▶ [WRITTEN PROBLEM]:
Repeat the records verbatim and leave the pictures out of your copy.

▶ [INPUT]:

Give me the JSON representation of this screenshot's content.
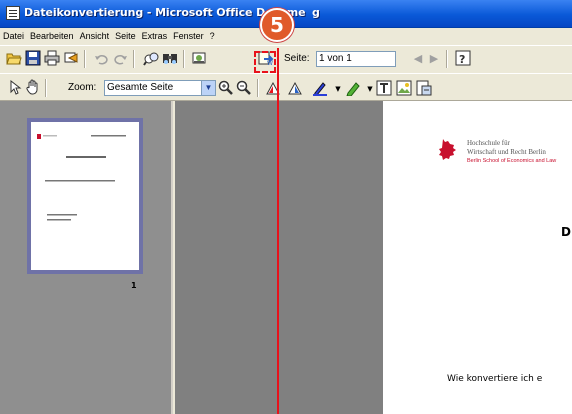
{
  "window": {
    "title": "Dateikonvertierung - Microsoft Office Docume",
    "title_tail": "g"
  },
  "menu": [
    "Datei",
    "Bearbeiten",
    "Ansicht",
    "Seite",
    "Extras",
    "Fenster",
    "?"
  ],
  "toolbar1": {
    "page_label": "Seite:",
    "page_value": "1 von 1"
  },
  "toolbar2": {
    "zoom_label": "Zoom:",
    "zoom_value": "Gesamte Seite"
  },
  "step_badge": "5",
  "thumbnail": {
    "page_number": "1"
  },
  "document": {
    "org_line1": "Hochschule für",
    "org_line2": "Wirtschaft und Recht Berlin",
    "org_line3": "Berlin School of Economics and Law",
    "heading_fragment": "D",
    "body_fragment": "Wie konvertiere ich e"
  },
  "colors": {
    "accent_red": "#e8121b",
    "badge": "#e05a2a",
    "thumb_border": "#6f72a7",
    "logo_red": "#c8102e"
  },
  "icons": [
    "app-icon",
    "open-icon",
    "save-icon",
    "print-icon",
    "email-icon",
    "undo-icon",
    "redo-icon",
    "find-text-icon",
    "search-icon",
    "read-aloud-icon",
    "make-convert-icon",
    "prev-page-icon",
    "next-page-icon",
    "help-icon",
    "select-pointer-icon",
    "hand-icon",
    "zoom-in-icon",
    "zoom-out-icon",
    "rotate-left-icon",
    "rotate-right-icon",
    "pen-icon",
    "highlighter-icon",
    "text-annotation-icon",
    "picture-icon",
    "page-image-icon",
    "bear-logo-icon"
  ]
}
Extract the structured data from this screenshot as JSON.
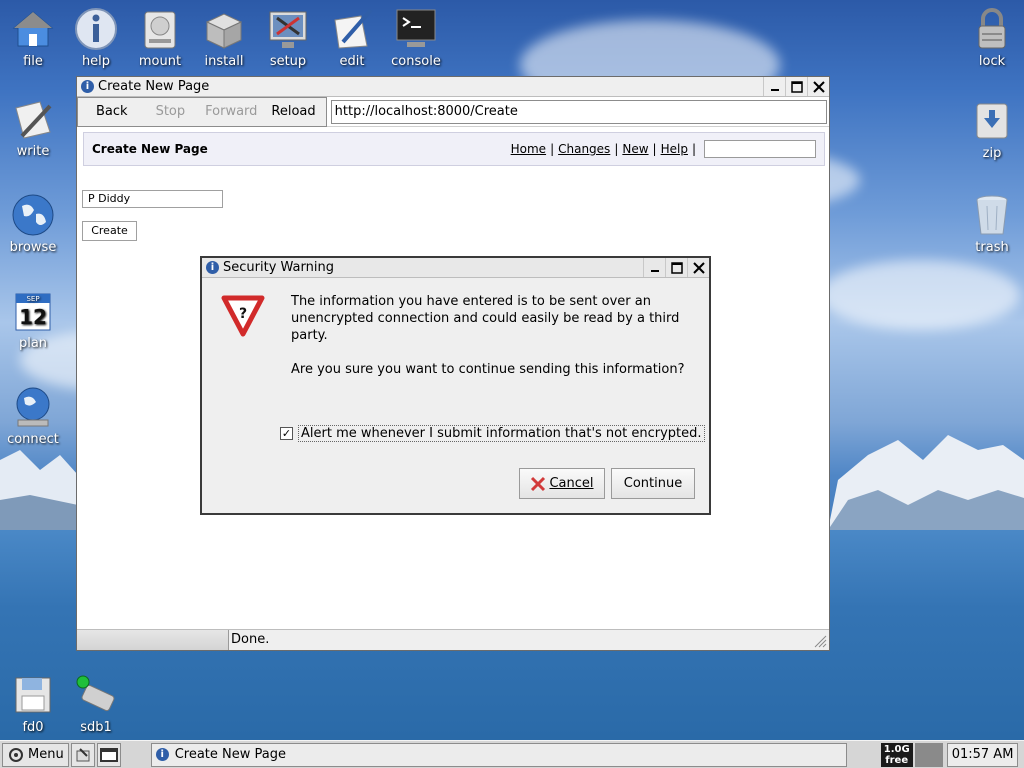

▶ [SOLVED EXERCISE]:
Give me the JSON representation of this screenshot's content.
{
  "window": {
    "title": "Dateikonvertierung - Microsoft Office Docume",
    "title_tail": "g"
  },
  "menu": [
    "Datei",
    "Bearbeiten",
    "Ansicht",
    "Seite",
    "Extras",
    "Fenster",
    "?"
  ],
  "toolbar1": {
    "page_label": "Seite:",
    "page_value": "1 von 1"
  },
  "toolbar2": {
    "zoom_label": "Zoom:",
    "zoom_value": "Gesamte Seite"
  },
  "step_badge": "5",
  "thumbnail": {
    "page_number": "1"
  },
  "document": {
    "org_line1": "Hochschule für",
    "org_line2": "Wirtschaft und Recht Berlin",
    "org_line3": "Berlin School of Economics and Law",
    "heading_fragment": "D",
    "body_fragment": "Wie konvertiere ich e"
  },
  "colors": {
    "accent_red": "#e8121b",
    "badge": "#e05a2a",
    "thumb_border": "#6f72a7",
    "logo_red": "#c8102e"
  },
  "icons": [
    "app-icon",
    "open-icon",
    "save-icon",
    "print-icon",
    "email-icon",
    "undo-icon",
    "redo-icon",
    "find-text-icon",
    "search-icon",
    "read-aloud-icon",
    "make-convert-icon",
    "prev-page-icon",
    "next-page-icon",
    "help-icon",
    "select-pointer-icon",
    "hand-icon",
    "zoom-in-icon",
    "zoom-out-icon",
    "rotate-left-icon",
    "rotate-right-icon",
    "pen-icon",
    "highlighter-icon",
    "text-annotation-icon",
    "picture-icon",
    "page-image-icon",
    "bear-logo-icon"
  ]
}
Extract the structured data from this screenshot as JSON.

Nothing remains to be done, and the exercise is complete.